### TASK REQUIREMENTS
Return all lines with the word "this" in them.

# TASK MATERIAL start

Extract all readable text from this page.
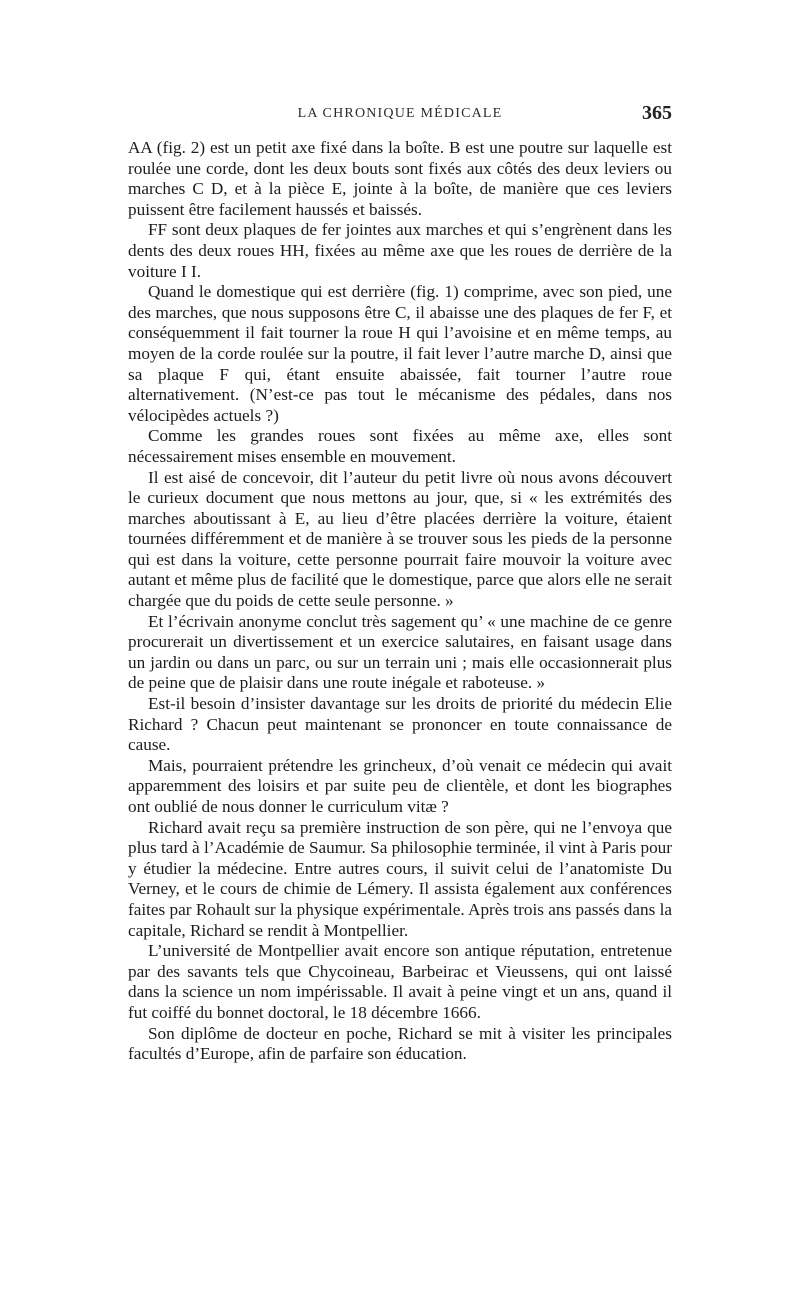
LA CHRONIQUE MÉDICALE	365

AA (fig. 2) est un petit axe fixé dans la boîte. B est une poutre sur laquelle est roulée une corde, dont les deux bouts sont fixés aux côtés des deux leviers ou marches C D, et à la pièce E, jointe à la boîte, de manière que ces leviers puissent être facilement haussés et baissés.

FF sont deux plaques de fer jointes aux marches et qui s’engrènent dans les dents des deux roues HH, fixées au même axe que les roues de derrière de la voiture I I.

Quand le domestique qui est derrière (fig. 1) comprime, avec son pied, une des marches, que nous supposons être C, il abaisse une des plaques de fer F, et conséquemment il fait tourner la roue H qui l’avoisine et en même temps, au moyen de la corde roulée sur la poutre, il fait lever l’autre marche D, ainsi que sa plaque F qui, étant ensuite abaissée, fait tourner l’autre roue alternativement. (N’est-ce pas tout le mécanisme des pédales, dans nos vélocipèdes actuels ?)

Comme les grandes roues sont fixées au même axe, elles sont nécessairement mises ensemble en mouvement.

Il est aisé de concevoir, dit l’auteur du petit livre où nous avons découvert le curieux document que nous mettons au jour, que, si « les extrémités des marches aboutissant à E, au lieu d’être placées derrière la voiture, étaient tournées différemment et de manière à se trouver sous les pieds de la personne qui est dans la voiture, cette personne pourrait faire mouvoir la voiture avec autant et même plus de facilité que le domestique, parce que alors elle ne serait chargée que du poids de cette seule personne. »

Et l’écrivain anonyme conclut très sagement qu’ « une machine de ce genre procurerait un divertissement et un exercice salutaires, en faisant usage dans un jardin ou dans un parc, ou sur un terrain uni ; mais elle occasionnerait plus de peine que de plaisir dans une route inégale et raboteuse. »

Est-il besoin d’insister davantage sur les droits de priorité du médecin Elie Richard ? Chacun peut maintenant se prononcer en toute connaissance de cause.

Mais, pourraient prétendre les grincheux, d’où venait ce médecin qui avait apparemment des loisirs et par suite peu de clientèle, et dont les biographes ont oublié de nous donner le curriculum vitæ ?

Richard avait reçu sa première instruction de son père, qui ne l’envoya que plus tard à l’Académie de Saumur. Sa philosophie terminée, il vint à Paris pour y étudier la médecine. Entre autres cours, il suivit celui de l’anatomiste Du Verney, et le cours de chimie de Lémery. Il assista également aux conférences faites par Rohault sur la physique expérimentale. Après trois ans passés dans la capitale, Richard se rendit à Montpellier.

L’université de Montpellier avait encore son antique réputation, entretenue par des savants tels que Chycoineau, Barbeirac et Vieussens, qui ont laissé dans la science un nom impérissable. Il avait à peine vingt et un ans, quand il fut coiffé du bonnet doctoral, le 18 décembre 1666.

Son diplôme de docteur en poche, Richard se mit à visiter les principales facultés d’Europe, afin de parfaire son éducation.
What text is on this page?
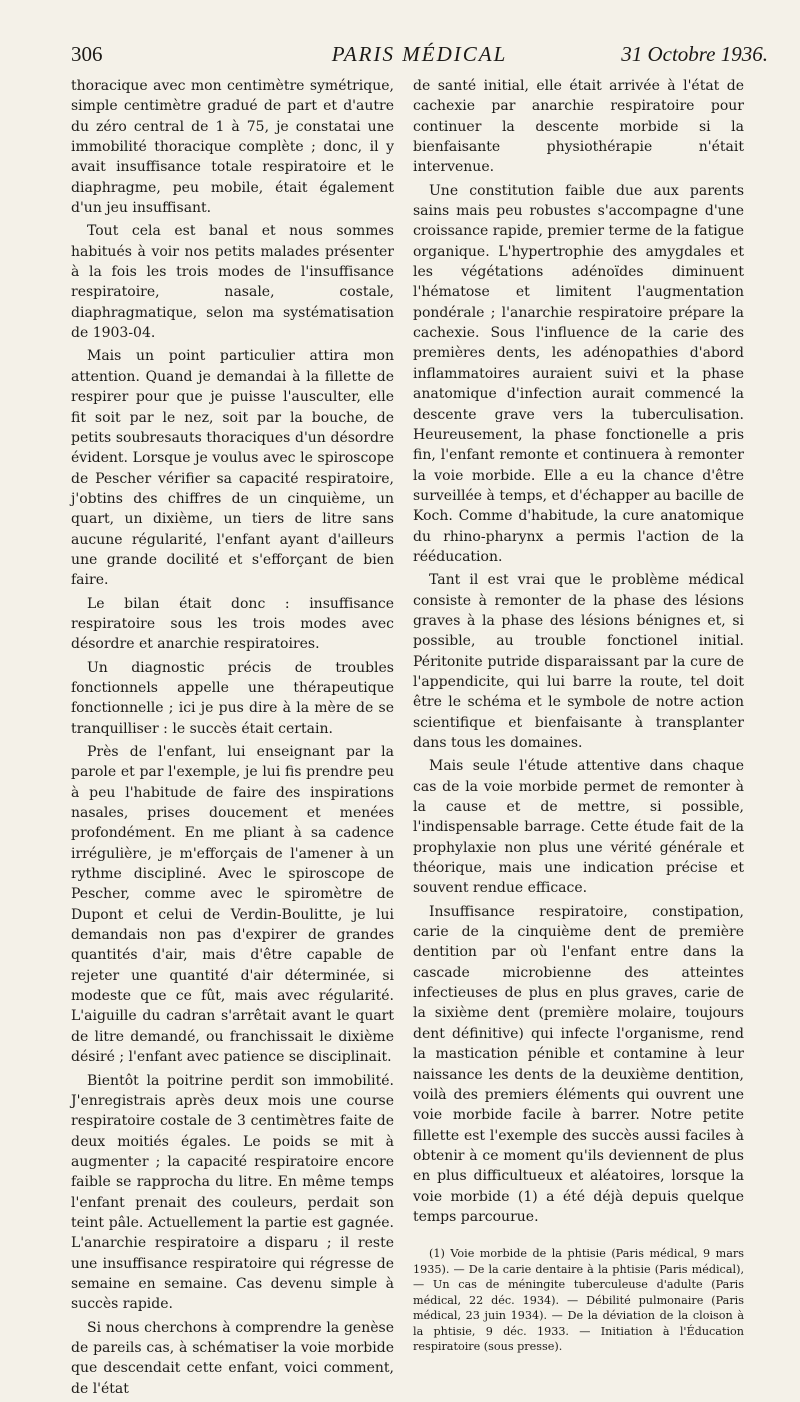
306	PARIS MÉDICAL	31 Octobre 1936.

thoracique avec mon centimètre symétrique, simple centimètre gradué de part et d'autre du zéro central de 1 à 75, je constatai une immobilité thoracique complète ; donc, il y avait insuffisance totale respiratoire et le diaphragme, peu mobile, était également d'un jeu insuffisant.

Tout cela est banal et nous sommes habitués à voir nos petits malades présenter à la fois les trois modes de l'insuffisance respiratoire, nasale, costale, diaphragmatique, selon ma systématisation de 1903-04.

Mais un point particulier attira mon attention. Quand je demandai à la fillette de respirer pour que je puisse l'ausculter, elle fit soit par le nez, soit par la bouche, de petits soubresauts thoraciques d'un désordre évident. Lorsque je voulus avec le spiroscope de Pescher vérifier sa capacité respiratoire, j'obtins des chiffres de un cinquième, un quart, un dixième, un tiers de litre sans aucune régularité, l'enfant ayant d'ailleurs une grande docilité et s'efforçant de bien faire.

Le bilan était donc : insuffisance respiratoire sous les trois modes avec désordre et anarchie respiratoires.

Un diagnostic précis de troubles fonctionnels appelle une thérapeutique fonctionnelle ; ici je pus dire à la mère de se tranquilliser : le succès était certain.

Près de l'enfant, lui enseignant par la parole et par l'exemple, je lui fis prendre peu à peu l'habitude de faire des inspirations nasales, prises doucement et menées profondément. En me pliant à sa cadence irrégulière, je m'efforçais de l'amener à un rythme discipliné. Avec le spiroscope de Pescher, comme avec le spiromètre de Dupont et celui de Verdin-Boulitte, je lui demandais non pas d'expirer de grandes quantités d'air, mais d'être capable de rejeter une quantité d'air déterminée, si modeste que ce fût, mais avec régularité. L'aiguille du cadran s'arrêtait avant le quart de litre demandé, ou franchissait le dixième désiré ; l'enfant avec patience se disciplinait.

Bientôt la poitrine perdit son immobilité. J'enregistrais après deux mois une course respiratoire costale de 3 centimètres faite de deux moitiés égales. Le poids se mit à augmenter ; la capacité respiratoire encore faible se rapprocha du litre. En même temps l'enfant prenait des couleurs, perdait son teint pâle. Actuellement la partie est gagnée. L'anarchie respiratoire a disparu ; il reste une insuffisance respiratoire qui régresse de semaine en semaine. Cas devenu simple à succès rapide.

Si nous cherchons à comprendre la genèse de pareils cas, à schématiser la voie morbide que descendait cette enfant, voici comment, de l'état

de santé initial, elle était arrivée à l'état de cachexie par anarchie respiratoire pour continuer la descente morbide si la bienfaisante physiothérapie n'était intervenue.

Une constitution faible due aux parents sains mais peu robustes s'accompagne d'une croissance rapide, premier terme de la fatigue organique. L'hypertrophie des amygdales et les végétations adénoïdes diminuent l'hématose et limitent l'augmentation pondérale ; l'anarchie respiratoire prépare la cachexie. Sous l'influence de la carie des premières dents, les adénopathies d'abord inflammatoires auraient suivi et la phase anatomique d'infection aurait commencé la descente grave vers la tuberculisation. Heureusement, la phase fonctionelle a pris fin, l'enfant remonte et continuera à remonter la voie morbide. Elle a eu la chance d'être surveillée à temps, et d'échapper au bacille de Koch. Comme d'habitude, la cure anatomique du rhino-pharynx a permis l'action de la rééducation.

Tant il est vrai que le problème médical consiste à remonter de la phase des lésions graves à la phase des lésions bénignes et, si possible, au trouble fonctionel initial. Péritonite putride disparaissant par la cure de l'appendicite, qui lui barre la route, tel doit être le schéma et le symbole de notre action scientifique et bienfaisante à transplanter dans tous les domaines.

Mais seule l'étude attentive dans chaque cas de la voie morbide permet de remonter à la cause et de mettre, si possible, l'indispensable barrage. Cette étude fait de la prophylaxie non plus une vérité générale et théorique, mais une indication précise et souvent rendue efficace.

Insuffisance respiratoire, constipation, carie de la cinquième dent de première dentition par où l'enfant entre dans la cascade microbienne des atteintes infectieuses de plus en plus graves, carie de la sixième dent (première molaire, toujours dent définitive) qui infecte l'organisme, rend la mastication pénible et contamine à leur naissance les dents de la deuxième dentition, voilà des premiers éléments qui ouvrent une voie morbide facile à barrer. Notre petite fillette est l'exemple des succès aussi faciles à obtenir à ce moment qu'ils deviennent de plus en plus difficultueux et aléatoires, lorsque la voie morbide (1) a été déjà depuis quelque temps parcourue.

(1) Voie morbide de la phtisie (Paris médical, 9 mars 1935). — De la carie dentaire à la phtisie (Paris médical), — Un cas de méningite tuberculeuse d'adulte (Paris médical, 22 déc. 1934). — Débilité pulmonaire (Paris médical, 23 juin 1934). — De la déviation de la cloison à la phtisie, 9 déc. 1933. — Initiation à l'Éducation respiratoire (sous presse).
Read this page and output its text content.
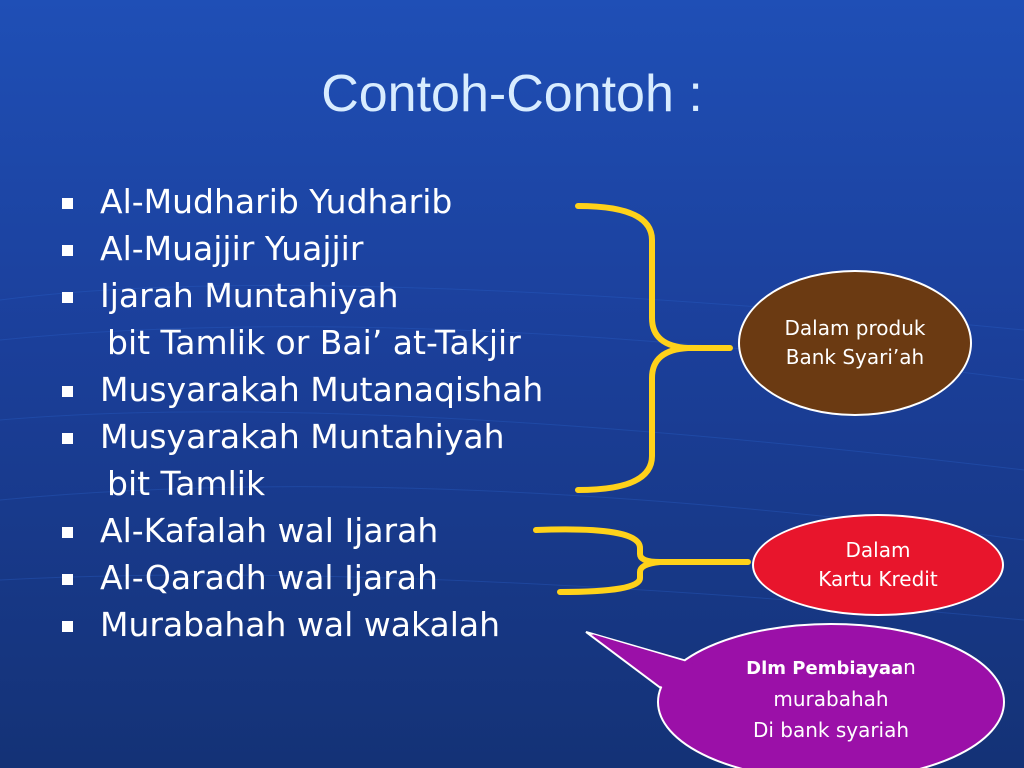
Contoh-Contoh :
Al-Mudharib Yudharib
Al-Muajjir Yuajjir
Ijarah Muntahiyah
bit Tamlik or Bai’ at-Takjir
Musyarakah Mutanaqishah
Musyarakah Muntahiyah
bit Tamlik
Al-Kafalah wal Ijarah
Al-Qaradh wal Ijarah
Murabahah wal wakalah
Dalam produk
Bank Syari’ah
Dalam
Kartu Kredit
Dlm Pembiayaan
murabahah
Di bank syariah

# TASK MATERIAL end

### COMPLETE OUTPUT
Extract all readable text from this page.
What text is on this page?
Read this page and output its text content.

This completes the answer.